_REQUIRED TASK:_ Read the records below and copy each line that contains "卿等何如".

_GIVEN DATA:_
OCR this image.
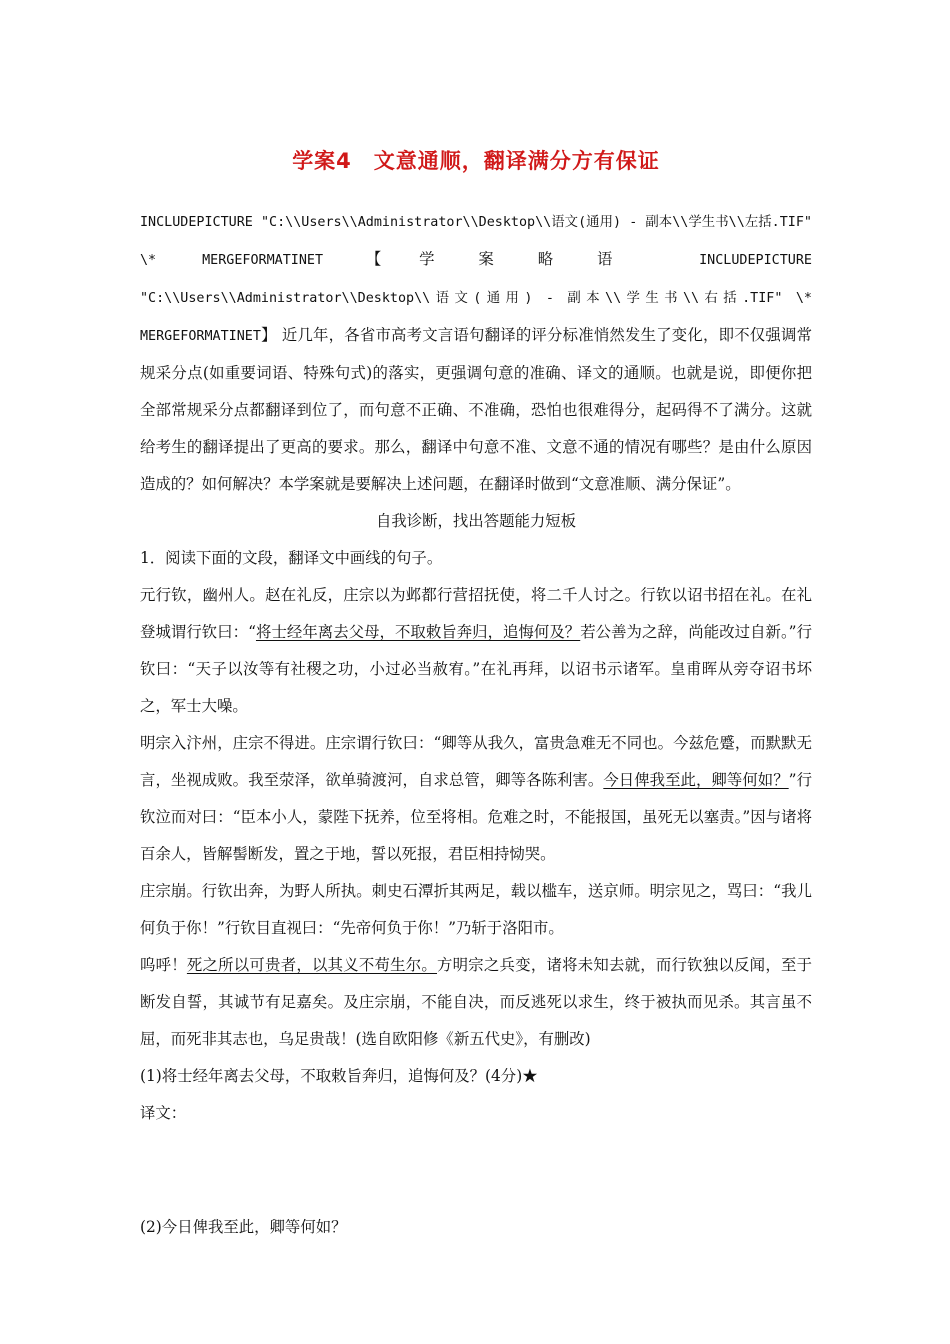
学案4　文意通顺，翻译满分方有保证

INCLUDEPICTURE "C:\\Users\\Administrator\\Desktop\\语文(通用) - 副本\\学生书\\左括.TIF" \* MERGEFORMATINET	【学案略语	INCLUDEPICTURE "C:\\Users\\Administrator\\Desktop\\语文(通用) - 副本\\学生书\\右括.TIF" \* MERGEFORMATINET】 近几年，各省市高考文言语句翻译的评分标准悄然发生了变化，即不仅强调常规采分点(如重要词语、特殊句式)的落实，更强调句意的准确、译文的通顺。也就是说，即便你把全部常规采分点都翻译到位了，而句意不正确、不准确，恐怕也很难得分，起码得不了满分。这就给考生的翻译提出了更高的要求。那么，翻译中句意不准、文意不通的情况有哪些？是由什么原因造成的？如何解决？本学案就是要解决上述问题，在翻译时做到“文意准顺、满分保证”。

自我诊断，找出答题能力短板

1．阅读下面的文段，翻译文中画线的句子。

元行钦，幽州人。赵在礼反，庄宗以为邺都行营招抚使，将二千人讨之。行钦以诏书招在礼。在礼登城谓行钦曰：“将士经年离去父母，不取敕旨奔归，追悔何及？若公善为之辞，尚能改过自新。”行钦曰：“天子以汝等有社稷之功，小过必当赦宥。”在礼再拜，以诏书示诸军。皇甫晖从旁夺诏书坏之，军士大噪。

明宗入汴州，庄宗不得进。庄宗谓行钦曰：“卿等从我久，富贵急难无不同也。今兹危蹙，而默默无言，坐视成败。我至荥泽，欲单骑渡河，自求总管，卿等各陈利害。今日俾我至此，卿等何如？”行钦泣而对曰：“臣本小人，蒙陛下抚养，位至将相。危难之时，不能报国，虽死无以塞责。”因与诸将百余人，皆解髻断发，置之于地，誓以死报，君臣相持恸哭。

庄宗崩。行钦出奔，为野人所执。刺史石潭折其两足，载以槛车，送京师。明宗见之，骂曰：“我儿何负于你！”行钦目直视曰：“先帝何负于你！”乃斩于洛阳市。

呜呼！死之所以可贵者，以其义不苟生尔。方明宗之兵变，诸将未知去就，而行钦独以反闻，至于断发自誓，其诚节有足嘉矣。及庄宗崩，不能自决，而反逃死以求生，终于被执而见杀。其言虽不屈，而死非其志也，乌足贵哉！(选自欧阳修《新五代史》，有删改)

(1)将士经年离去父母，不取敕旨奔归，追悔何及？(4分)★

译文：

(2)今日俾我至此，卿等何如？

...

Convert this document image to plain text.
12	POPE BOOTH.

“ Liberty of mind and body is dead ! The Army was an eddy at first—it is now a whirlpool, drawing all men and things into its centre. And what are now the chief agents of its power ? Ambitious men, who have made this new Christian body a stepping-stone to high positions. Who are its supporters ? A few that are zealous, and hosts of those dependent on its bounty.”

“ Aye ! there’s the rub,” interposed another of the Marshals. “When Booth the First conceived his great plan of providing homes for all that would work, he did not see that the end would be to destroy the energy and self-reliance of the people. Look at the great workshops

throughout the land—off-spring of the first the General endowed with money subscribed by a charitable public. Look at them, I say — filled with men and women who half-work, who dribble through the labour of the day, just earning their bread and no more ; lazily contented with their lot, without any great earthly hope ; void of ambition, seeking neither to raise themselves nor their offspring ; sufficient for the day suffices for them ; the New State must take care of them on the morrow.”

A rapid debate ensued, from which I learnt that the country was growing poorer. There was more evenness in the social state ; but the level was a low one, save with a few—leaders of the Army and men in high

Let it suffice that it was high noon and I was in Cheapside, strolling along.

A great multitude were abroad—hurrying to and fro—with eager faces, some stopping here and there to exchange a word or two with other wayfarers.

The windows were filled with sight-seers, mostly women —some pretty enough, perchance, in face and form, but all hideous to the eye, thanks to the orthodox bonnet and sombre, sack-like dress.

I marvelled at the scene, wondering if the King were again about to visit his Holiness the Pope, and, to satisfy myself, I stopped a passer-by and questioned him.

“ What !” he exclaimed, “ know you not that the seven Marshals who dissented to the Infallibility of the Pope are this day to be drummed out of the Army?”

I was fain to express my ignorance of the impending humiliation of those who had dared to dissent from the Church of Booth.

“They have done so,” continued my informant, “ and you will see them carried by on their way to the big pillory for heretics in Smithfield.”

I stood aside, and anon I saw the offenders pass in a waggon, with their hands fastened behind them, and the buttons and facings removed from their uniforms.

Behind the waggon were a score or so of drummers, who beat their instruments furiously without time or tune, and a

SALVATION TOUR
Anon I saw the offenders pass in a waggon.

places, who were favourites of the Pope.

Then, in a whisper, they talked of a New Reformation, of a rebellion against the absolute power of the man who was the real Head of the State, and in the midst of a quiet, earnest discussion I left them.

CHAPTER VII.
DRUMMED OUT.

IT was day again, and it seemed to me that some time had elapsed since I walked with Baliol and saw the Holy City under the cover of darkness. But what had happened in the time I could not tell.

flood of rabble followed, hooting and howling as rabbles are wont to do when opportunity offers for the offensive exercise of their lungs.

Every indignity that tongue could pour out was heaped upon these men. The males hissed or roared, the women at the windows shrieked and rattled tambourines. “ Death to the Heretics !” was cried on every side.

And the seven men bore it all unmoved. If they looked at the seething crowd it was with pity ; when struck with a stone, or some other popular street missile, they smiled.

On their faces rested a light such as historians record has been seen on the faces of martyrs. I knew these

_COMPLETE OUTPUT:_
明宗入汴州，庄宗不得进。庄宗谓行钦曰：“卿等从我久，富贵急难无不同也。今兹危蹙，而默默无言，坐视成败。我至荥泽，欲单骑渡河，自求总管，卿等各陈利害。今日俾我至此，卿等何如？”行钦泣而对曰：“臣本小人，蒙陛下抚养，位至将相。危难之时，不能报国，虽死无以塞责。”因与诸将百余人，皆解髻断发，置之于地，誓以死报，君臣相持恸哭。
(2)今日俾我至此，卿等何如？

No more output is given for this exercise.